Information supplied –

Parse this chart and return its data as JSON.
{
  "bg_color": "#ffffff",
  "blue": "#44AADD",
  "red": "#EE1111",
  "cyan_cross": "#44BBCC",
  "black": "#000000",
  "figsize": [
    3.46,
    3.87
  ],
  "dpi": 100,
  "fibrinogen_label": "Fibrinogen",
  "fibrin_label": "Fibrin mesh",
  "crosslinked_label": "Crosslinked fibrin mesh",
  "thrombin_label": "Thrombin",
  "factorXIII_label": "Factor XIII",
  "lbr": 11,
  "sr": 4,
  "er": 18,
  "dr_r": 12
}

Set task –
The records above should be duplicated in full, exactly as given.

Exercise output –
Parse this chart and return its data as JSON.
{
  "bg_color": "#ffffff",
  "blue": "#44AADD",
  "red": "#EE1111",
  "cyan_cross": "#44BBCC",
  "black": "#000000",
  "figsize": [
    3.46,
    3.87
  ],
  "dpi": 100,
  "fibrinogen_label": "Fibrinogen",
  "fibrin_label": "Fibrin mesh",
  "crosslinked_label": "Crosslinked fibrin mesh",
  "thrombin_label": "Thrombin",
  "factorXIII_label": "Factor XIII",
  "lbr": 11,
  "sr": 4,
  "er": 18,
  "dr_r": 12
}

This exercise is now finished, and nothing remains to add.